Collected data:
• • • • •

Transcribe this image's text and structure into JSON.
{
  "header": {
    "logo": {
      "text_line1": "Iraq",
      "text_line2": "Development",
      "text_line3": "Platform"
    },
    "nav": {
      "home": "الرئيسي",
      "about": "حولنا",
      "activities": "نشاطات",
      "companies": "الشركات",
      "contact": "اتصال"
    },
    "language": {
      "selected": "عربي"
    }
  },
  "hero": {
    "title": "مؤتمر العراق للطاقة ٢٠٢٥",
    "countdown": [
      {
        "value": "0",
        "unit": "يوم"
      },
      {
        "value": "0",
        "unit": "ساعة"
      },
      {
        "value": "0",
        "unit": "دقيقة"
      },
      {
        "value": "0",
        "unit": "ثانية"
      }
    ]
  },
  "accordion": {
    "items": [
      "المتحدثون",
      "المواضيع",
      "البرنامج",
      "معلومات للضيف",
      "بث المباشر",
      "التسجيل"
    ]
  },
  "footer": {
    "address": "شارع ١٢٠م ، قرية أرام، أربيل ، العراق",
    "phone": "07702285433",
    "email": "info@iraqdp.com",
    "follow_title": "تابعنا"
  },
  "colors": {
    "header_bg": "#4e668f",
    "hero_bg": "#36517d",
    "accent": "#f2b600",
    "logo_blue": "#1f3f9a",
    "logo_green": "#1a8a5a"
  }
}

• • • • •

Your objective
Work out how many lines above have the string "unit" in them, and give only the number.

Worked solution
4